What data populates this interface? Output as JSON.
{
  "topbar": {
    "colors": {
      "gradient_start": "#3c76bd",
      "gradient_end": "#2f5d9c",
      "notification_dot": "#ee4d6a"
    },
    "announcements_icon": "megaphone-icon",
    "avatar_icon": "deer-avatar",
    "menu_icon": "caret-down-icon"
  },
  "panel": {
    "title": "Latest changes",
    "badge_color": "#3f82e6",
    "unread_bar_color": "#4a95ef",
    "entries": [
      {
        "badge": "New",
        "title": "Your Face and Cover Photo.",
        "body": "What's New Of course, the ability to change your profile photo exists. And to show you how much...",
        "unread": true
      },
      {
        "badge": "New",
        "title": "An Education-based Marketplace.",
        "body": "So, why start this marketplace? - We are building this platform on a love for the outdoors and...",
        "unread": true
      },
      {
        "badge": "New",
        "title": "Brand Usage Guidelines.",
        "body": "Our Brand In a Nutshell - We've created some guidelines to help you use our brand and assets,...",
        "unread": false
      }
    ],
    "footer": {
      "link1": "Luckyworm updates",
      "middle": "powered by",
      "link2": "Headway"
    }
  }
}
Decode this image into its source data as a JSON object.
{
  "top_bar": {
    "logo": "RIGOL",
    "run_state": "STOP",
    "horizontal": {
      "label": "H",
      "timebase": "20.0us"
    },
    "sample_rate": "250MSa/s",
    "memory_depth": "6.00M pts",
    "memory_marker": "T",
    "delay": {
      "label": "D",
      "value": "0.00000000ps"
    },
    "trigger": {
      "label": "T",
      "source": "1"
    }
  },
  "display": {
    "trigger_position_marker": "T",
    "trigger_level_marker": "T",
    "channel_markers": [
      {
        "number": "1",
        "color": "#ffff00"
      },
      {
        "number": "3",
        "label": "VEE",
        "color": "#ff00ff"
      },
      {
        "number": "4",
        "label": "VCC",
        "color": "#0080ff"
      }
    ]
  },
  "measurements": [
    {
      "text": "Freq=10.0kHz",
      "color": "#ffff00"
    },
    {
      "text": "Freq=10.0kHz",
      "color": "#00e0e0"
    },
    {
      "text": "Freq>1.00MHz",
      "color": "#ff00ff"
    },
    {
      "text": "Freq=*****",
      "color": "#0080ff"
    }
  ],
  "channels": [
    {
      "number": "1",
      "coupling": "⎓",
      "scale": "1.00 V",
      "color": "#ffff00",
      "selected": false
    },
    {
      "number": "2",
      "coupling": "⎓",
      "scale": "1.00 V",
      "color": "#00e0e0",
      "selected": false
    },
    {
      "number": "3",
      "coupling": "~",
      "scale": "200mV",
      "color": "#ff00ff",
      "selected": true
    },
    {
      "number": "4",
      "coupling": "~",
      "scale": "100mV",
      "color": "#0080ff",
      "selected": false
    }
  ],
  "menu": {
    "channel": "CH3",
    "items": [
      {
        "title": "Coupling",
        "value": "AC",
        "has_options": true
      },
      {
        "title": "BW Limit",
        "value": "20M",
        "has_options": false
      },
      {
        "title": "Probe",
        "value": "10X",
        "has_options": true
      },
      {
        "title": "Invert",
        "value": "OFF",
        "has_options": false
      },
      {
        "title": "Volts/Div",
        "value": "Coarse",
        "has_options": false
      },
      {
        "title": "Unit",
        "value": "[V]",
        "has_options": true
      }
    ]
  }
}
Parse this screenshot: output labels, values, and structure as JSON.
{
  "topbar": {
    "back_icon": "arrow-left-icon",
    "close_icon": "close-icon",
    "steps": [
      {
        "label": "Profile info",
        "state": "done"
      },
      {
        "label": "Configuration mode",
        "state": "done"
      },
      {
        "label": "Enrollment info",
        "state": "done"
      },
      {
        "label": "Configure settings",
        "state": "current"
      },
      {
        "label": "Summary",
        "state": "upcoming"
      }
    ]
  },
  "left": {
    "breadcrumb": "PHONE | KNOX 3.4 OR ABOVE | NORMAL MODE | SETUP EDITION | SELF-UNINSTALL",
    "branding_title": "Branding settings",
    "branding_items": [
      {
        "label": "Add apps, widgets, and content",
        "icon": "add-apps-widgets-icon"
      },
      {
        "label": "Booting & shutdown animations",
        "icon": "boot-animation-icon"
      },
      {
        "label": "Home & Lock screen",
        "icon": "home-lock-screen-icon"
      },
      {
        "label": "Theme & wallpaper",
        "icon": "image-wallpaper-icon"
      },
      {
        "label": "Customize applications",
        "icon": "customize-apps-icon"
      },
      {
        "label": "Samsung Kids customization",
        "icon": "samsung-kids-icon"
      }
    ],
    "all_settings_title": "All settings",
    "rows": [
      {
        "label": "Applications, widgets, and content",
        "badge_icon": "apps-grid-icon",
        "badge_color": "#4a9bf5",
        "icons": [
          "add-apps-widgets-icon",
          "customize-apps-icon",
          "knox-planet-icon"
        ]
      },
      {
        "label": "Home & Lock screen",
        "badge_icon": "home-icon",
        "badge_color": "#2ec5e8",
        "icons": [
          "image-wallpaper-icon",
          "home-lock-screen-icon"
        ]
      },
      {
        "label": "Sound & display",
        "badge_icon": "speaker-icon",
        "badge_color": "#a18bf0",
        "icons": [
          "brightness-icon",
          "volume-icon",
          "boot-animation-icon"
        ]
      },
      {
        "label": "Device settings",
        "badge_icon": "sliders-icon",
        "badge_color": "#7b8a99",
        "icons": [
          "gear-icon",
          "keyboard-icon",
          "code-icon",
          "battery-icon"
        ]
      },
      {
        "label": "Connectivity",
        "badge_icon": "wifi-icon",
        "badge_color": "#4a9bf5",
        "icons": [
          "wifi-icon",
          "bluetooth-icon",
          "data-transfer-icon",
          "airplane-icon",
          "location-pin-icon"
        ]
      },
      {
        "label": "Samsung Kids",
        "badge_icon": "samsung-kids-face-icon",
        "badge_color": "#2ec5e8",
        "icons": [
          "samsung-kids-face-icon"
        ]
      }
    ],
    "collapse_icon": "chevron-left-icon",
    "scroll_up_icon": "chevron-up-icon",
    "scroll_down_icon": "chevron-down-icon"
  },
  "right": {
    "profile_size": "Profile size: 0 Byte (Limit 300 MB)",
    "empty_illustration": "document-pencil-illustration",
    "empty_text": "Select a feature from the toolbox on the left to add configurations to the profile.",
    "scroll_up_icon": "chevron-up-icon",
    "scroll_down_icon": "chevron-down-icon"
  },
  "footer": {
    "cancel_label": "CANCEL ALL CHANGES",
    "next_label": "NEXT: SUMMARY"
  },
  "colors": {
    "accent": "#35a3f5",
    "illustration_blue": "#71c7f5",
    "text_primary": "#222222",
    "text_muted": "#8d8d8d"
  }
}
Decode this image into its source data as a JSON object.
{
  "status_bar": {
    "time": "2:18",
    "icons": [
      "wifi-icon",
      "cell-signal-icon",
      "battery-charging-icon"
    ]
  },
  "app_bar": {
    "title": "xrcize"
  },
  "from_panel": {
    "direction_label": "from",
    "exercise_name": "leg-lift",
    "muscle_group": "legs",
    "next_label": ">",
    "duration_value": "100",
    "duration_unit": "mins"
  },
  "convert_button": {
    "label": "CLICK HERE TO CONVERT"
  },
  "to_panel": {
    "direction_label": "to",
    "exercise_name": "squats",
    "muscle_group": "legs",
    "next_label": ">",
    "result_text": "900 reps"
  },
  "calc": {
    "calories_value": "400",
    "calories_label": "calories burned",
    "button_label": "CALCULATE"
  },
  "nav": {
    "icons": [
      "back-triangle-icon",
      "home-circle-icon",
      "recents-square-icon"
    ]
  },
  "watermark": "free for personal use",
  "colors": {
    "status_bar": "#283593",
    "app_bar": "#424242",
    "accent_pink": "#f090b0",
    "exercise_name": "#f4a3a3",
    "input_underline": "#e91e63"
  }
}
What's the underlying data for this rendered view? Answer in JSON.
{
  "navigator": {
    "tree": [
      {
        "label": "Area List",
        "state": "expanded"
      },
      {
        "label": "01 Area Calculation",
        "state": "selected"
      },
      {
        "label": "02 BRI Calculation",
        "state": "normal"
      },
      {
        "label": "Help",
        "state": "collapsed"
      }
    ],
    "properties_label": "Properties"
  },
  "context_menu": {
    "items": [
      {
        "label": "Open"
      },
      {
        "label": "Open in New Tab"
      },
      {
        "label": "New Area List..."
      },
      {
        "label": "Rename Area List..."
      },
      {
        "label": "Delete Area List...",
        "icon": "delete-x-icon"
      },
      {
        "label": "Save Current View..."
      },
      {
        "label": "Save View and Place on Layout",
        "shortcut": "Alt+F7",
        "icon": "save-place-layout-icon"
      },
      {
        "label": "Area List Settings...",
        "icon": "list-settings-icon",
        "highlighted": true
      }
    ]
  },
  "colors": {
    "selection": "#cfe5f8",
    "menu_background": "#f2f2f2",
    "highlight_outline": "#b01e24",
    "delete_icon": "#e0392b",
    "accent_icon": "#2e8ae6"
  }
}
-=-=-=-=-
Goal:
Repeat the line that contains "What's the underlying", then every line after it until the records end, with nothing added.

Task solution:
What's the underlying data for this rendered view? Answer in JSON.
{
  "navigator": {
    "tree": [
      {
        "label": "Area List",
        "state": "expanded"
      },
      {
        "label": "01 Area Calculation",
        "state": "selected"
      },
      {
        "label": "02 BRI Calculation",
        "state": "normal"
      },
      {
        "label": "Help",
        "state": "collapsed"
      }
    ],
    "properties_label": "Properties"
  },
  "context_menu": {
    "items": [
      {
        "label": "Open"
      },
      {
        "label": "Open in New Tab"
      },
      {
        "label": "New Area List..."
      },
      {
        "label": "Rename Area List..."
      },
      {
        "label": "Delete Area List...",
        "icon": "delete-x-icon"
      },
      {
        "label": "Save Current View..."
      },
      {
        "label": "Save View and Place on Layout",
        "shortcut": "Alt+F7",
        "icon": "save-place-layout-icon"
      },
      {
        "label": "Area List Settings...",
        "icon": "list-settings-icon",
        "highlighted": true
      }
    ]
  },
  "colors": {
    "selection": "#cfe5f8",
    "menu_background": "#f2f2f2",
    "highlight_outline": "#b01e24",
    "delete_icon": "#e0392b",
    "accent_icon": "#2e8ae6"
  }
}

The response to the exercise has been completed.